### Problem requirements
Set down each entry from the block beneath, exactly as written.

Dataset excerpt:
----
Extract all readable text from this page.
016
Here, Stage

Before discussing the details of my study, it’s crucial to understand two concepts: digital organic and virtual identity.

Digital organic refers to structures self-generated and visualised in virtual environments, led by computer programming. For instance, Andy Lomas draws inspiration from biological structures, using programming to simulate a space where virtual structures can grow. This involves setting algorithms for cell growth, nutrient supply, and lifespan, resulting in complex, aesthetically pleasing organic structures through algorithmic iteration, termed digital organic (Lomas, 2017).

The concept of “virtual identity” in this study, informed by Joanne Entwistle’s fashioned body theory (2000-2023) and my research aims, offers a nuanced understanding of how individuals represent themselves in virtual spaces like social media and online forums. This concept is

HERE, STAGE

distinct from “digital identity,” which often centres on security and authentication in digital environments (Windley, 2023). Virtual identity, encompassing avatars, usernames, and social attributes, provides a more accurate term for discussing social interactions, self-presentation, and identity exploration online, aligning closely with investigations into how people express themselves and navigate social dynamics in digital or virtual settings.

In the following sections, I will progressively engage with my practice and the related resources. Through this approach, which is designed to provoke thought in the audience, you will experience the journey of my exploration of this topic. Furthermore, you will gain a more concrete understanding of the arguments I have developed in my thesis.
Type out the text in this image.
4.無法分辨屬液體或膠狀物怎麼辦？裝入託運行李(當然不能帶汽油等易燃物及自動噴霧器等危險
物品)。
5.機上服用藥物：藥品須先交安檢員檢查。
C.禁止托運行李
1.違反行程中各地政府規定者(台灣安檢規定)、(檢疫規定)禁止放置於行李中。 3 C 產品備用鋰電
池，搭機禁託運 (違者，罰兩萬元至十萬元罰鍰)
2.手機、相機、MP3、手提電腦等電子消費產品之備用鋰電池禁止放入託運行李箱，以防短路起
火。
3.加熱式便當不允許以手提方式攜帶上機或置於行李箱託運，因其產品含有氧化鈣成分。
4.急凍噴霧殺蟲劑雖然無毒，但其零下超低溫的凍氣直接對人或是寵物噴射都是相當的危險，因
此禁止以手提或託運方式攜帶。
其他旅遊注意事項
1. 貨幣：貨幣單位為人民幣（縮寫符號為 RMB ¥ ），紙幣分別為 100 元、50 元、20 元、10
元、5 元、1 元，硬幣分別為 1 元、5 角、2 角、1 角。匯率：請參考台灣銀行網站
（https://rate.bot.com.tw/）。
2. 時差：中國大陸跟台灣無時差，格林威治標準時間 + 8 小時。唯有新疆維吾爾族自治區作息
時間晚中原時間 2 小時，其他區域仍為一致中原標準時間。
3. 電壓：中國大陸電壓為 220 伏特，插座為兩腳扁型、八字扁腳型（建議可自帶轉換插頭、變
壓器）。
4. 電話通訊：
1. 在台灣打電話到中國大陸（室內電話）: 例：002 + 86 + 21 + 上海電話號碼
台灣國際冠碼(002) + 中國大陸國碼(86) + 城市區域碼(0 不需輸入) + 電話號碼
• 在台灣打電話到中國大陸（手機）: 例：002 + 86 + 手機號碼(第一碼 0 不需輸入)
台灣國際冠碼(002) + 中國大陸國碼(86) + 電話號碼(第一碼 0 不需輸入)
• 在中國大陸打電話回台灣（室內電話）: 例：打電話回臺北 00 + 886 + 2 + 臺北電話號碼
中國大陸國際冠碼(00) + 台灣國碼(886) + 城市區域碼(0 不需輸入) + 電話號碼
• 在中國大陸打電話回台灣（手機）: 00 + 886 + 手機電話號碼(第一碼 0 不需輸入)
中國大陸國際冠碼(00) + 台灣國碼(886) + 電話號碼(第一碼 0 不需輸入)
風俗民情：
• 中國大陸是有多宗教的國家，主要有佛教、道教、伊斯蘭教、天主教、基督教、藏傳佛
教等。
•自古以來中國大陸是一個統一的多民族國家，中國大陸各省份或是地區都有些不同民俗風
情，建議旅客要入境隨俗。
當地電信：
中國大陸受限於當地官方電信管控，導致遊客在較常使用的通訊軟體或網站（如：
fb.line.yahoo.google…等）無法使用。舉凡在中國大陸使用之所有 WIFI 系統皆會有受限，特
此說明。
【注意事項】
----
### Answer to this exercise
Extract all readable text from this page.
016
Here, Stage

Before discussing the details of my study, it’s crucial to understand two concepts: digital organic and virtual identity.

Digital organic refers to structures self-generated and visualised in virtual environments, led by computer programming. For instance, Andy Lomas draws inspiration from biological structures, using programming to simulate a space where virtual structures can grow. This involves setting algorithms for cell growth, nutrient supply, and lifespan, resulting in complex, aesthetically pleasing organic structures through algorithmic iteration, termed digital organic (Lomas, 2017).

The concept of “virtual identity” in this study, informed by Joanne Entwistle’s fashioned body theory (2000-2023) and my research aims, offers a nuanced understanding of how individuals represent themselves in virtual spaces like social media and online forums. This concept is

HERE, STAGE

distinct from “digital identity,” which often centres on security and authentication in digital environments (Windley, 2023). Virtual identity, encompassing avatars, usernames, and social attributes, provides a more accurate term for discussing social interactions, self-presentation, and identity exploration online, aligning closely with investigations into how people express themselves and navigate social dynamics in digital or virtual settings.

In the following sections, I will progressively engage with my practice and the related resources. Through this approach, which is designed to provoke thought in the audience, you will experience the journey of my exploration of this topic. Furthermore, you will gain a more concrete understanding of the arguments I have developed in my thesis.
Type out the text in this image.
4.無法分辨屬液體或膠狀物怎麼辦？裝入託運行李(當然不能帶汽油等易燃物及自動噴霧器等危險
物品)。
5.機上服用藥物：藥品須先交安檢員檢查。
C.禁止托運行李
1.違反行程中各地政府規定者(台灣安檢規定)、(檢疫規定)禁止放置於行李中。 3 C 產品備用鋰電
池，搭機禁託運 (違者，罰兩萬元至十萬元罰鍰)
2.手機、相機、MP3、手提電腦等電子消費產品之備用鋰電池禁止放入託運行李箱，以防短路起
火。
3.加熱式便當不允許以手提方式攜帶上機或置於行李箱託運，因其產品含有氧化鈣成分。
4.急凍噴霧殺蟲劑雖然無毒，但其零下超低溫的凍氣直接對人或是寵物噴射都是相當的危險，因
此禁止以手提或託運方式攜帶。
其他旅遊注意事項
1. 貨幣：貨幣單位為人民幣（縮寫符號為 RMB ¥ ），紙幣分別為 100 元、50 元、20 元、10
元、5 元、1 元，硬幣分別為 1 元、5 角、2 角、1 角。匯率：請參考台灣銀行網站
（https://rate.bot.com.tw/）。
2. 時差：中國大陸跟台灣無時差，格林威治標準時間 + 8 小時。唯有新疆維吾爾族自治區作息
時間晚中原時間 2 小時，其他區域仍為一致中原標準時間。
3. 電壓：中國大陸電壓為 220 伏特，插座為兩腳扁型、八字扁腳型（建議可自帶轉換插頭、變
壓器）。
4. 電話通訊：
1. 在台灣打電話到中國大陸（室內電話）: 例：002 + 86 + 21 + 上海電話號碼
台灣國際冠碼(002) + 中國大陸國碼(86) + 城市區域碼(0 不需輸入) + 電話號碼
• 在台灣打電話到中國大陸（手機）: 例：002 + 86 + 手機號碼(第一碼 0 不需輸入)
台灣國際冠碼(002) + 中國大陸國碼(86) + 電話號碼(第一碼 0 不需輸入)
• 在中國大陸打電話回台灣（室內電話）: 例：打電話回臺北 00 + 886 + 2 + 臺北電話號碼
中國大陸國際冠碼(00) + 台灣國碼(886) + 城市區域碼(0 不需輸入) + 電話號碼
• 在中國大陸打電話回台灣（手機）: 00 + 886 + 手機電話號碼(第一碼 0 不需輸入)
中國大陸國際冠碼(00) + 台灣國碼(886) + 電話號碼(第一碼 0 不需輸入)
風俗民情：
• 中國大陸是有多宗教的國家，主要有佛教、道教、伊斯蘭教、天主教、基督教、藏傳佛
教等。
•自古以來中國大陸是一個統一的多民族國家，中國大陸各省份或是地區都有些不同民俗風
情，建議旅客要入境隨俗。
當地電信：
中國大陸受限於當地官方電信管控，導致遊客在較常使用的通訊軟體或網站（如：
fb.line.yahoo.google…等）無法使用。舉凡在中國大陸使用之所有 WIFI 系統皆會有受限，特
此說明。
【注意事項】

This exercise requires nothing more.